* TASK DATA:
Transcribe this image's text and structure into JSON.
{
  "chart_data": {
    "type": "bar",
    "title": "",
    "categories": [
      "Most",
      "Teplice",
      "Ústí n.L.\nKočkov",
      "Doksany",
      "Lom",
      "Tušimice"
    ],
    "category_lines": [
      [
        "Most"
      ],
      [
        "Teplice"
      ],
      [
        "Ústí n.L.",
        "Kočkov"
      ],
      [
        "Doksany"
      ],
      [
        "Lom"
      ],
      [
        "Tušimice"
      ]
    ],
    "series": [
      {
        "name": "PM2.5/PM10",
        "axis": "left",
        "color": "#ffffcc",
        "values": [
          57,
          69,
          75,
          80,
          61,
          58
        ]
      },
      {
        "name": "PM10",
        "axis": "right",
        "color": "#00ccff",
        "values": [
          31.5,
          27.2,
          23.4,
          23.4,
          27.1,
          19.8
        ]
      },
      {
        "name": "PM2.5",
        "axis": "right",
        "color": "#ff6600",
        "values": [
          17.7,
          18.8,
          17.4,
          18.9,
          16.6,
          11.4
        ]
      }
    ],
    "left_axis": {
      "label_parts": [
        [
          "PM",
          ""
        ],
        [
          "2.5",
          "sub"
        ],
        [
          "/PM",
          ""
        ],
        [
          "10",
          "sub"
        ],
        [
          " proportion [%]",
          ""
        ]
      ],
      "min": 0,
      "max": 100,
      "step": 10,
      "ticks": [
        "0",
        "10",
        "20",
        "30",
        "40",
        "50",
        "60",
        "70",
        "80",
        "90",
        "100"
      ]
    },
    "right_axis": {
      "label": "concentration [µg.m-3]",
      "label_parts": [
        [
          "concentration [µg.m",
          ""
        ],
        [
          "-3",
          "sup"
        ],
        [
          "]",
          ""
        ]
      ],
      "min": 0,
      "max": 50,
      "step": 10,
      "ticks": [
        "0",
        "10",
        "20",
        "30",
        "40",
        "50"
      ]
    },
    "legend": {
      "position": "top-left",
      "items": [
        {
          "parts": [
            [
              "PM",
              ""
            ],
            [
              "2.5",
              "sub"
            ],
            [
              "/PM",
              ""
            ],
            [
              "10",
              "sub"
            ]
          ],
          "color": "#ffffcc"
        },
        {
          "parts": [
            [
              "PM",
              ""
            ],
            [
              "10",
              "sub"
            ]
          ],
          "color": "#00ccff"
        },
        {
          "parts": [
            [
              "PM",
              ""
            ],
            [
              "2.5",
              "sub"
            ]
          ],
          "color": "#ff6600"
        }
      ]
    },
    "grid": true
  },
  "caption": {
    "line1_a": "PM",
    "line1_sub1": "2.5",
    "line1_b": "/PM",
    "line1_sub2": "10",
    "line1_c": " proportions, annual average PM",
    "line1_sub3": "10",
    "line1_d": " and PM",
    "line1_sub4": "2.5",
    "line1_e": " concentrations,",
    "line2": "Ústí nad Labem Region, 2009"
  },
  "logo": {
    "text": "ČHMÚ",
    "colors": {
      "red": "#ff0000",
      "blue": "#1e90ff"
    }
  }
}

...

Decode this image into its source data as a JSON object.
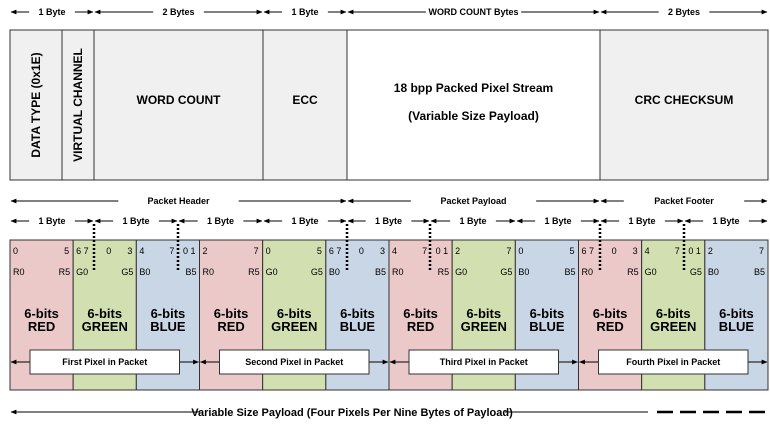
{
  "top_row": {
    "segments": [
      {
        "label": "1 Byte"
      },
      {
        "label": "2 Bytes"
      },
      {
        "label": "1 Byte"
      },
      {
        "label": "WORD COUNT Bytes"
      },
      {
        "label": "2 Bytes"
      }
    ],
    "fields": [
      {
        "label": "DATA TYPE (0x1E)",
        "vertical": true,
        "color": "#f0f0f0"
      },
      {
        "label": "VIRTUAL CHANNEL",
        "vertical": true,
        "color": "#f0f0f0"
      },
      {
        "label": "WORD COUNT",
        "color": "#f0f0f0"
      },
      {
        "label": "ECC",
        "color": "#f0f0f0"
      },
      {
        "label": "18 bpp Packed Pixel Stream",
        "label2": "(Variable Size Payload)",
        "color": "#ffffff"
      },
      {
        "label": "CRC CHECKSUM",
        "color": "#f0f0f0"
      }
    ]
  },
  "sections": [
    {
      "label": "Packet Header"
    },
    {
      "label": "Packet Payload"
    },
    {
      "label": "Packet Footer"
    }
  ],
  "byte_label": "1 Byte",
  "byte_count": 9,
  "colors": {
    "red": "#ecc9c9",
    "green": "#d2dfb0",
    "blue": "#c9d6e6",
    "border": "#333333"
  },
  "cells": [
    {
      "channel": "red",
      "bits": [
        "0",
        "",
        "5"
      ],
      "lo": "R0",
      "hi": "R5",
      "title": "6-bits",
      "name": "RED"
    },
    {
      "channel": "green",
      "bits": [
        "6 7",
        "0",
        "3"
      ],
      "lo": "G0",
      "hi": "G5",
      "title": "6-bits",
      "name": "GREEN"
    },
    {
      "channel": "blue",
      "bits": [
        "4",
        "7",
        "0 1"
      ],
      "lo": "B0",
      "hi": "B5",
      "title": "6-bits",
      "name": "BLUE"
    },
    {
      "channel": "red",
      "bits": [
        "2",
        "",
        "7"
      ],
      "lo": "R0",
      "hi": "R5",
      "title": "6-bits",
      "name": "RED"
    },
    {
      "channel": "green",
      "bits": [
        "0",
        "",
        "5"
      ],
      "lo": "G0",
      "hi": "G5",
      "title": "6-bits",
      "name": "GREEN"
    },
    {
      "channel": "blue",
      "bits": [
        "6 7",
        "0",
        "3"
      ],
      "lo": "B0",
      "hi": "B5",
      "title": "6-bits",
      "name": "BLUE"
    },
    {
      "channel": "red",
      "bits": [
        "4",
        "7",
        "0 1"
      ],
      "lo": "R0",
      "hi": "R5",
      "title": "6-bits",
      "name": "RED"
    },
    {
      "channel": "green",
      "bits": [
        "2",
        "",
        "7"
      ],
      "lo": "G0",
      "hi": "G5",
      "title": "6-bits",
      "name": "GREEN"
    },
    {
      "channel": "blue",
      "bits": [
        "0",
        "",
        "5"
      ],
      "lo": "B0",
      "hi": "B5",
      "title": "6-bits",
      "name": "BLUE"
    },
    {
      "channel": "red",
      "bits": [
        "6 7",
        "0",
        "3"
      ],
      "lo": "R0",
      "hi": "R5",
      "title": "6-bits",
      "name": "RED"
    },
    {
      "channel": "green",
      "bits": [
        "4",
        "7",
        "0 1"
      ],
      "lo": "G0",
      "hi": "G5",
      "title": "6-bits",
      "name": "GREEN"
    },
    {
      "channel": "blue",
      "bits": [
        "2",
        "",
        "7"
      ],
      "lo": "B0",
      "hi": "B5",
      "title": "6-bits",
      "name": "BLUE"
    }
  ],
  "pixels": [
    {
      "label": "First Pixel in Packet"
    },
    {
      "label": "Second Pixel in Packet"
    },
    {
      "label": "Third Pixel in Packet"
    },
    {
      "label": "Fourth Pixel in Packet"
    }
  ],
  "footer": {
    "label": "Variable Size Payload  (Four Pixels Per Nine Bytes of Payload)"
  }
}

* WHAT IS EXPECTED: Copy out every line of the material above that mentions the word "into".

* TASK SOLUTION:
Transcribe this image's text and structure into JSON.
Decode this image into its source data as a JSON object.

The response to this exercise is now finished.